(Extracted records)
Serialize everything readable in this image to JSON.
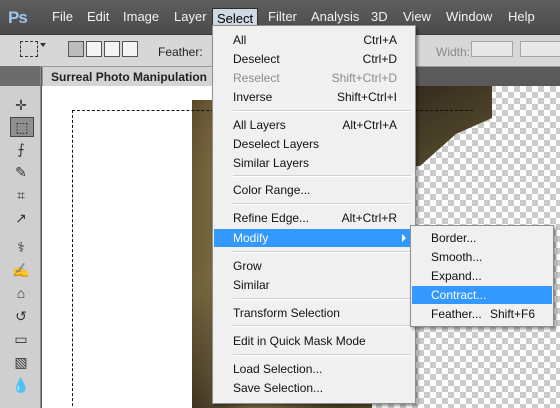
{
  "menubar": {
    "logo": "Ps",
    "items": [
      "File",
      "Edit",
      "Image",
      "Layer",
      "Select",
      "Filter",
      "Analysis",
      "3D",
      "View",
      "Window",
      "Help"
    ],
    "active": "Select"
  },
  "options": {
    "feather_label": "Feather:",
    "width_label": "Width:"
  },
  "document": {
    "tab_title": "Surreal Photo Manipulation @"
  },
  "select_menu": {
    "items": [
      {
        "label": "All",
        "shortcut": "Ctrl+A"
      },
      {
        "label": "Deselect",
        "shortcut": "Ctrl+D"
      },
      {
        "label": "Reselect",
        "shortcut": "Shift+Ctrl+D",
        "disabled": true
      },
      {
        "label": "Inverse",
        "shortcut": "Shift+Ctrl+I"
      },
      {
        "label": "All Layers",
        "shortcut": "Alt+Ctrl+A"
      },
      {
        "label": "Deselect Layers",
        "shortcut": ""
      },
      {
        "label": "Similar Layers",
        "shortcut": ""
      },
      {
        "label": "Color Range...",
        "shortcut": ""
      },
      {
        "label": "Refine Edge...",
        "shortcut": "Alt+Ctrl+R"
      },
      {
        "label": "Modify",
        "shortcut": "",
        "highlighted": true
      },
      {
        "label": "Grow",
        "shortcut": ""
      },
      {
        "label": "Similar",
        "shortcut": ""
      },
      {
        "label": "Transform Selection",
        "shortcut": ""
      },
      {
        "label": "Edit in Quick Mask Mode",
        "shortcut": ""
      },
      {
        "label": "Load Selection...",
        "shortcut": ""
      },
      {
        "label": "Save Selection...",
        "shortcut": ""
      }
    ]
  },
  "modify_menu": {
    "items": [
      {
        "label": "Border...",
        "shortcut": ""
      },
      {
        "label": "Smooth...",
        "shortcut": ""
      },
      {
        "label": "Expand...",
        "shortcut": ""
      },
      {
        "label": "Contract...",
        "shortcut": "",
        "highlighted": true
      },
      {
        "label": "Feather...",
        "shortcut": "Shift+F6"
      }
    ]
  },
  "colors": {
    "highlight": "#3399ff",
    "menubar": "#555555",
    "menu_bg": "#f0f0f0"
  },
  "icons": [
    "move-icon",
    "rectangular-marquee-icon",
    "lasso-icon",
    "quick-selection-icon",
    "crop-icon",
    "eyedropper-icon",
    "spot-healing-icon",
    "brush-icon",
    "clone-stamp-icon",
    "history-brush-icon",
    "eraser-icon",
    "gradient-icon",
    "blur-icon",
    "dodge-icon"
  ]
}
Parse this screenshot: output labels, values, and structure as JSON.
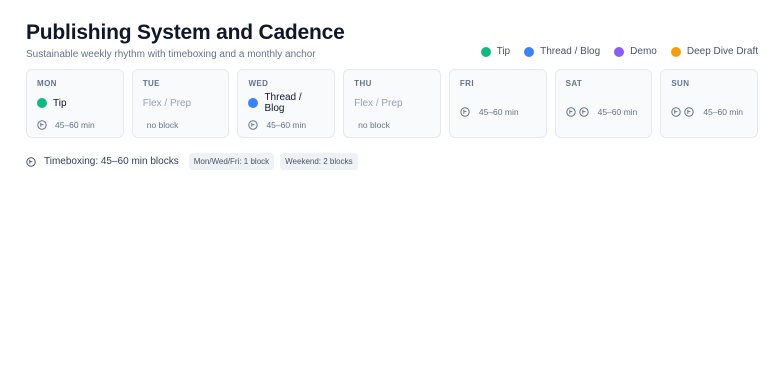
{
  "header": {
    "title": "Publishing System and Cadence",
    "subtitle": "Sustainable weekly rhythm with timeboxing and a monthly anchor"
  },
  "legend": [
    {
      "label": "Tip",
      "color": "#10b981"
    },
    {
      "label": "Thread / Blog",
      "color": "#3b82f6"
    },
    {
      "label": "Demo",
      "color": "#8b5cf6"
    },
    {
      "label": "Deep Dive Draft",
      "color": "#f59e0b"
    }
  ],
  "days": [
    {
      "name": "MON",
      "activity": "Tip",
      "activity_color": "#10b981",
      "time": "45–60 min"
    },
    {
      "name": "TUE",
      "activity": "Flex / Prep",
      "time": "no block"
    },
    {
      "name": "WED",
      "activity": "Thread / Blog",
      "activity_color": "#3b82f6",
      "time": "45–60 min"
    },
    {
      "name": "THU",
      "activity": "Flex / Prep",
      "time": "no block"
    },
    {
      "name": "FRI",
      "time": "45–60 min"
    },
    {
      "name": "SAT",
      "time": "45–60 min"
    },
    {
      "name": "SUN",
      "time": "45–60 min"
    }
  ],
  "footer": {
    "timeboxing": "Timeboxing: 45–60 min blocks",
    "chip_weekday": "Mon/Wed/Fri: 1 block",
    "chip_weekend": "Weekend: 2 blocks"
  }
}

STATED EXERCISE
Select, from the listing, all lines that include the word "blocks".

THE ANSWER
    "timeboxing": "Timeboxing: 45–60 min blocks",
    "chip_weekend": "Weekend: 2 blocks"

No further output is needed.